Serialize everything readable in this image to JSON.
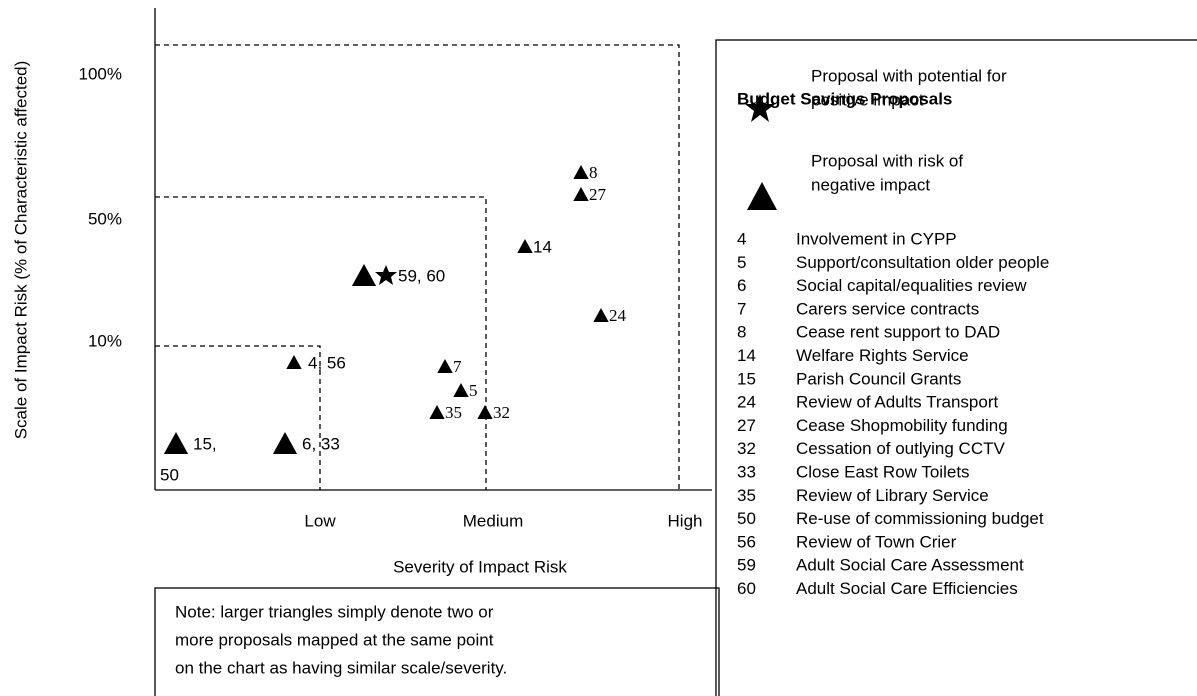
{
  "axes": {
    "y_title": "Scale of Impact Risk (% of Characteristic affected)",
    "x_title": "Severity of Impact Risk",
    "y_labels": [
      "100%",
      "50%",
      "10%"
    ],
    "x_labels": [
      "Low",
      "Medium",
      "High"
    ]
  },
  "points": [
    [
      "15,",
      "50"
    ],
    [
      "6, 33"
    ],
    [
      "4, 56"
    ],
    [
      "59, 60"
    ],
    [
      "7"
    ],
    [
      "5"
    ],
    [
      "35"
    ],
    [
      "32"
    ],
    [
      "14"
    ],
    [
      "8"
    ],
    [
      "27"
    ],
    [
      "24"
    ]
  ],
  "legend": {
    "title": "Budget Savings Proposals",
    "symbols": [
      [
        "Proposal with potential for",
        "positive impact"
      ],
      [
        "Proposal with risk of",
        "negative impact"
      ]
    ],
    "items": [
      [
        "4",
        "Involvement in CYPP"
      ],
      [
        "5",
        "Support/consultation older people"
      ],
      [
        "6",
        "Social capital/equalities review"
      ],
      [
        "7",
        "Carers service contracts"
      ],
      [
        "8",
        "Cease rent support to DAD"
      ],
      [
        "14",
        "Welfare Rights Service"
      ],
      [
        "15",
        "Parish Council Grants"
      ],
      [
        "24",
        "Review of Adults Transport"
      ],
      [
        "27",
        "Cease Shopmobility funding"
      ],
      [
        "32",
        "Cessation of outlying CCTV"
      ],
      [
        "33",
        "Close East Row Toilets"
      ],
      [
        "35",
        "Review of Library Service"
      ],
      [
        "50",
        "Re-use of commissioning budget"
      ],
      [
        "56",
        "Review of Town Crier"
      ],
      [
        "59",
        "Adult Social Care Assessment"
      ],
      [
        "60",
        "Adult Social Care Efficiencies"
      ]
    ]
  },
  "note": [
    "Note: larger triangles simply denote two or",
    "more proposals mapped at the same point",
    "on the chart as having similar scale/severity."
  ]
}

-.-.-

- The task
Filter the records for lines holding the string "with". Copy each one.

- Finished answer
        "Proposal with potential for",
        "Proposal with risk of",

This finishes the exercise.